Exercise prompt: Collect each line of the entries that holds the string "LDPE".

Task inputs:
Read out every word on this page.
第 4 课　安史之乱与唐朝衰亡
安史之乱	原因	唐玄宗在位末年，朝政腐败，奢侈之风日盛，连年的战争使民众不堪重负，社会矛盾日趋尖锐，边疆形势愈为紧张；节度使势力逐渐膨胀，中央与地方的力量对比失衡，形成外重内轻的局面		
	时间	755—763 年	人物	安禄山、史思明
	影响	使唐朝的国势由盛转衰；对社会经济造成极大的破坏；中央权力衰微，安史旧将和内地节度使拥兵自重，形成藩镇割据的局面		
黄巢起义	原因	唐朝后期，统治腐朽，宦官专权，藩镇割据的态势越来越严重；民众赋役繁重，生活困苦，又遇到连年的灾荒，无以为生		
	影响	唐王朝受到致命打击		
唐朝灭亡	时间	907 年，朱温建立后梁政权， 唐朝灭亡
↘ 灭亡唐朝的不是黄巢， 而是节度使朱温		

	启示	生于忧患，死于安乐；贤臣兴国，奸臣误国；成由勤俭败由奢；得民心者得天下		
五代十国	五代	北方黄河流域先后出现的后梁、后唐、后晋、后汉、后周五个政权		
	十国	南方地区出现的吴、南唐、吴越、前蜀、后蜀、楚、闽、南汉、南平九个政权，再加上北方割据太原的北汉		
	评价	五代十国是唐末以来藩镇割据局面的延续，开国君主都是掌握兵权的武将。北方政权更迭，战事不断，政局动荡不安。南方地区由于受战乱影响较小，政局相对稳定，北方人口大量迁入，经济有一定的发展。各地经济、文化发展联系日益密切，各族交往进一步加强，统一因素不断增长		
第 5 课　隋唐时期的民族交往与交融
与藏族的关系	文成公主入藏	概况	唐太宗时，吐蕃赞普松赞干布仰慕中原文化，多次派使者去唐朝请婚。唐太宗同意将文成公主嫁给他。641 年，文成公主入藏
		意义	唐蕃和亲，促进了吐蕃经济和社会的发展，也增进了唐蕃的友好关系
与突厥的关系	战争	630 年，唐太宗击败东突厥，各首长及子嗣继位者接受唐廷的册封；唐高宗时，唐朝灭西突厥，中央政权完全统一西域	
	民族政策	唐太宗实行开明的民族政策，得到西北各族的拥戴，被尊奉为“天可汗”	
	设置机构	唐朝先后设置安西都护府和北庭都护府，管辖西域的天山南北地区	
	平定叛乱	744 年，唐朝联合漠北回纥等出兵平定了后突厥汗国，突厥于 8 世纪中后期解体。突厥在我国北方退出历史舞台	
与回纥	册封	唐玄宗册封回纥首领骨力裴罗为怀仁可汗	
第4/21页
--
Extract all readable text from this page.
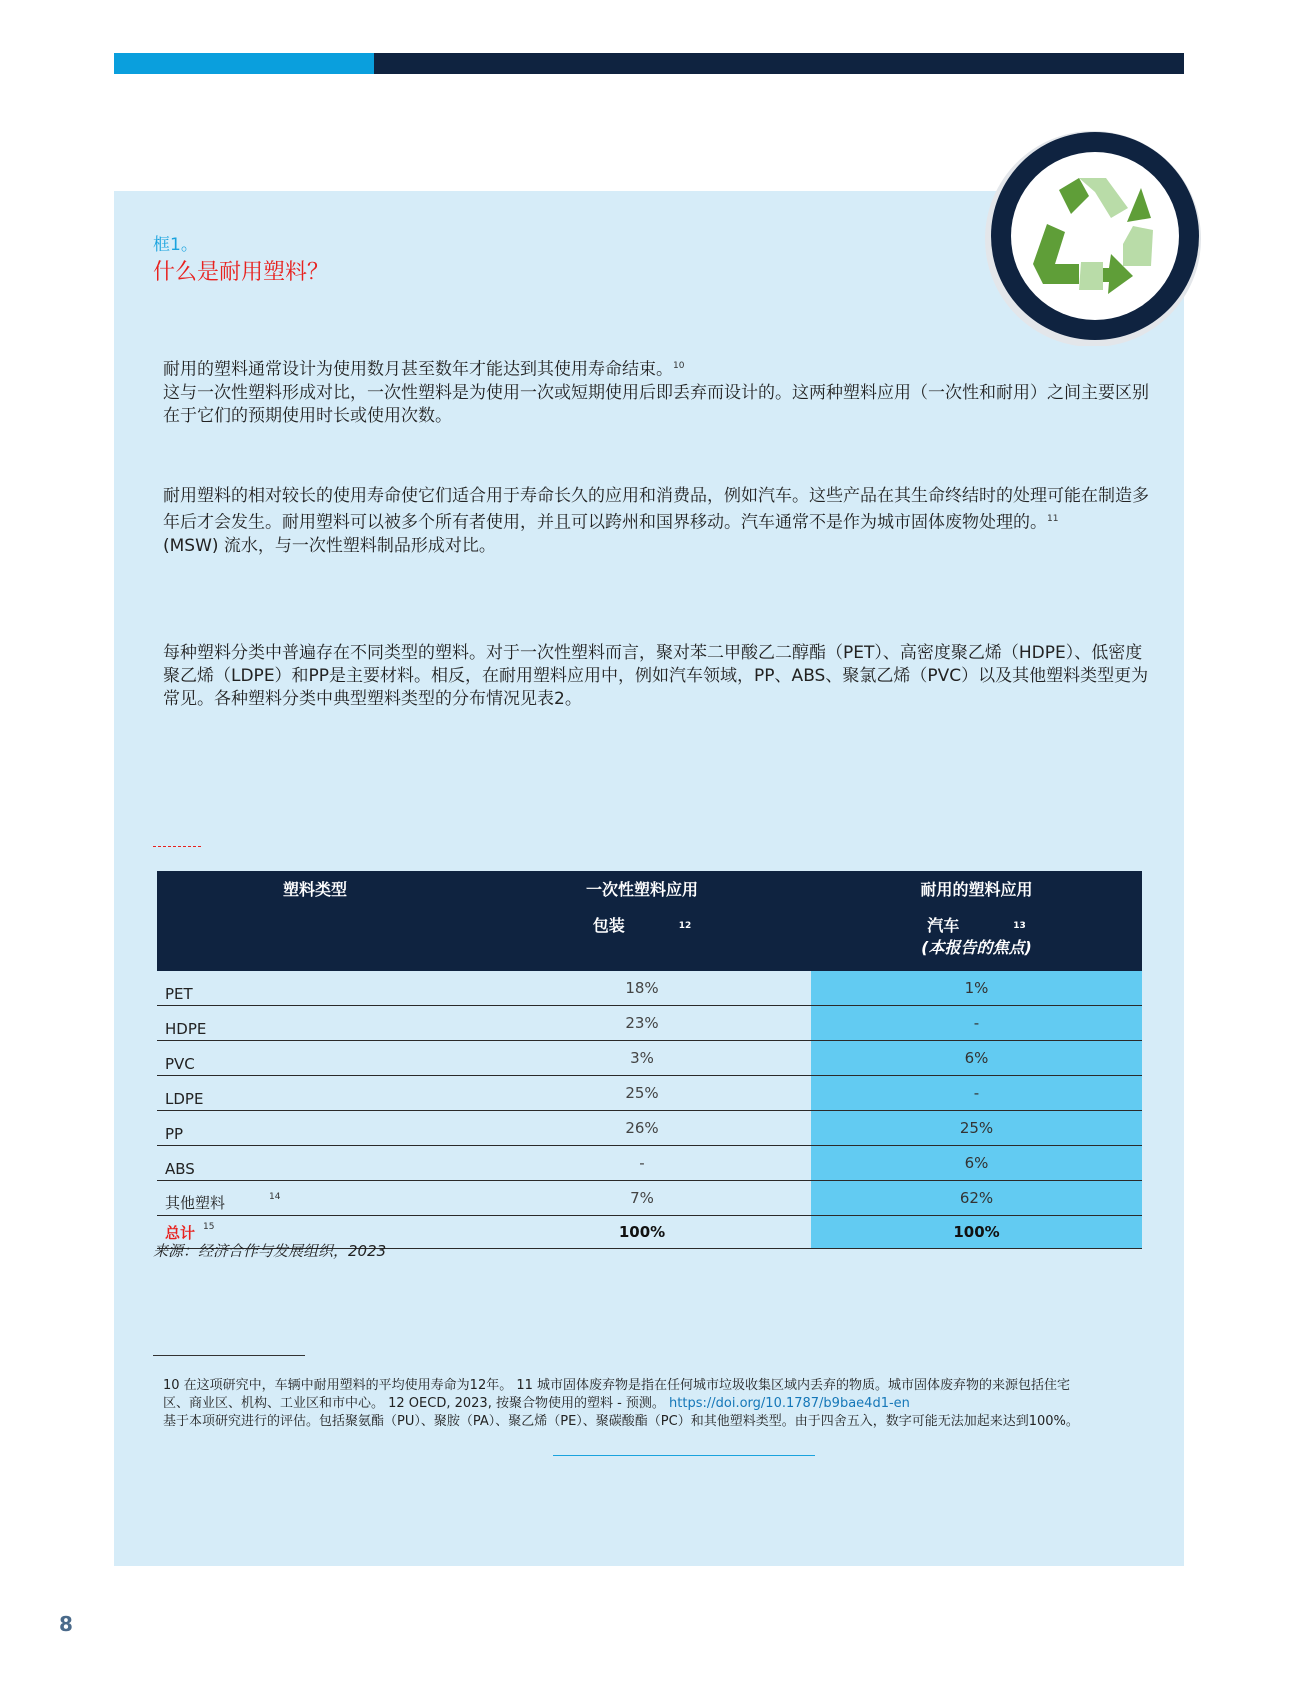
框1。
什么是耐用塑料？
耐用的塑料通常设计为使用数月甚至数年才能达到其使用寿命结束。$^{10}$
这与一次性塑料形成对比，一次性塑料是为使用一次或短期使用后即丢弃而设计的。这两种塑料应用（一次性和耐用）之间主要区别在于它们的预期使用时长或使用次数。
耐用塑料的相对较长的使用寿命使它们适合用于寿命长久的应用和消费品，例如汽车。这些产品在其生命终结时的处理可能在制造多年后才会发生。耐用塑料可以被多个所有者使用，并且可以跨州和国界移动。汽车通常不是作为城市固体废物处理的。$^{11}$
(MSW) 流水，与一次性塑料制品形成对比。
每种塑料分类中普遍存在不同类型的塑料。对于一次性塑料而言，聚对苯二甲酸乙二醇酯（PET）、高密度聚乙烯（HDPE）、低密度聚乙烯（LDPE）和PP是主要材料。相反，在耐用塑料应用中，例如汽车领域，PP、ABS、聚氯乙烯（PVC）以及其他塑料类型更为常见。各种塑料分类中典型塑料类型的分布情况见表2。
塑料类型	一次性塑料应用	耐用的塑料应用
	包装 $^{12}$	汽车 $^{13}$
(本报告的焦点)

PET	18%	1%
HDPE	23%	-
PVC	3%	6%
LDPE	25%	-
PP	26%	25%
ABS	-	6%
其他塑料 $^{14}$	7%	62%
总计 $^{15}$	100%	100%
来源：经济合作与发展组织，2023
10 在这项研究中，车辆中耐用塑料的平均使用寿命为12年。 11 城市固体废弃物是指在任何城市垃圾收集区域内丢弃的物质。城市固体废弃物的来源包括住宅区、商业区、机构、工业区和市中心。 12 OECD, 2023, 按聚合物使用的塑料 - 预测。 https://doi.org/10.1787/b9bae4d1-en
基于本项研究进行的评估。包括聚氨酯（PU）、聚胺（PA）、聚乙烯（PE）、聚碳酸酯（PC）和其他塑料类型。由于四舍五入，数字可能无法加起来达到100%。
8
---
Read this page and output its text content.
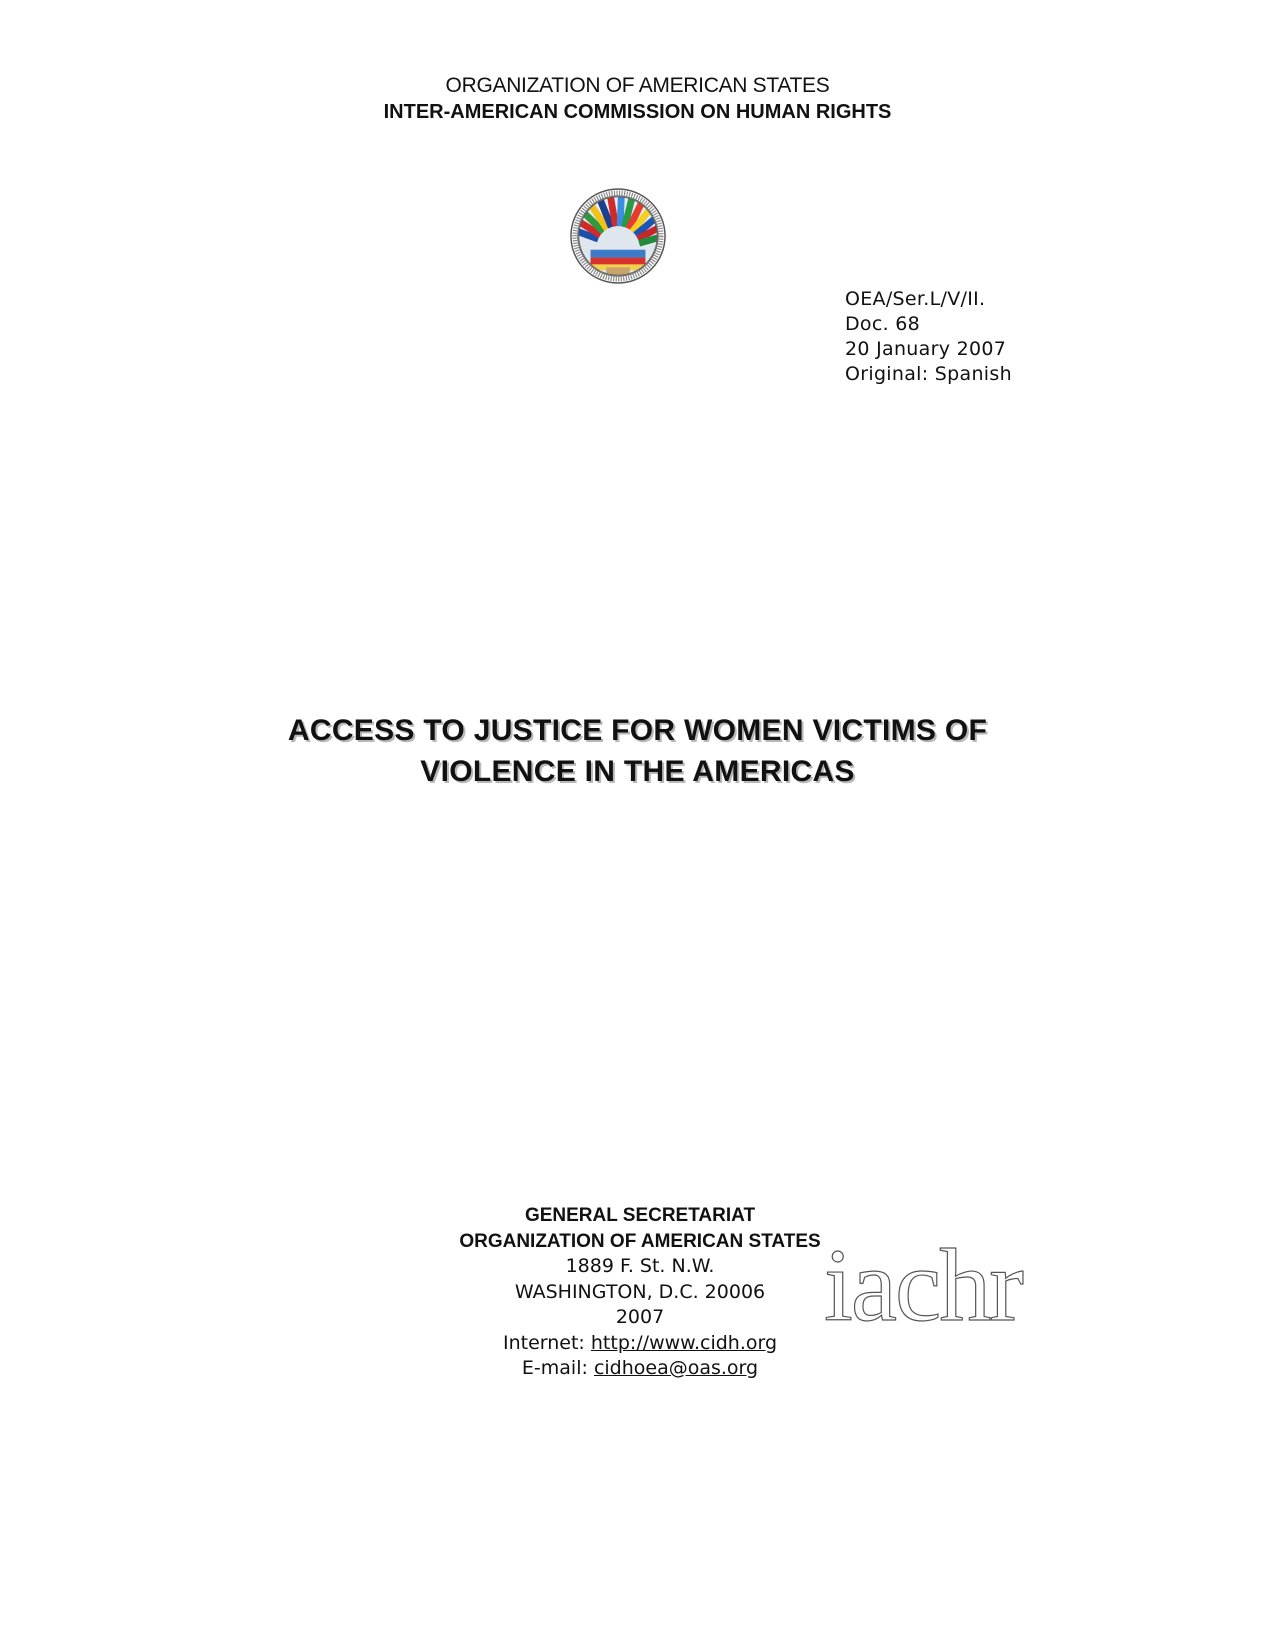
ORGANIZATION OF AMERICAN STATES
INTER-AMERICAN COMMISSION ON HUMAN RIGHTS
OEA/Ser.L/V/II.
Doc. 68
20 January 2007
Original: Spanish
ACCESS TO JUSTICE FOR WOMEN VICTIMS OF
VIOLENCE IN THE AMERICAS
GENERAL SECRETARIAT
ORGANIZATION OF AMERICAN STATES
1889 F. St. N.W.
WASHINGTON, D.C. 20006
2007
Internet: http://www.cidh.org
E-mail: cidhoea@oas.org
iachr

Expected output:
每种塑料分类中普遍存在不同类型的塑料。对于一次性塑料而言，聚对苯二甲酸乙二醇酯（PET）、高密度聚乙烯（HDPE）、低密度聚乙烯（LDPE）和PP是主要材料。相反，在耐用塑料应用中，例如汽车领域，PP、ABS、聚氯乙烯（PVC）以及其他塑料类型更为常见。各种塑料分类中典型塑料类型的分布情况见表2。
LDPE	25%	-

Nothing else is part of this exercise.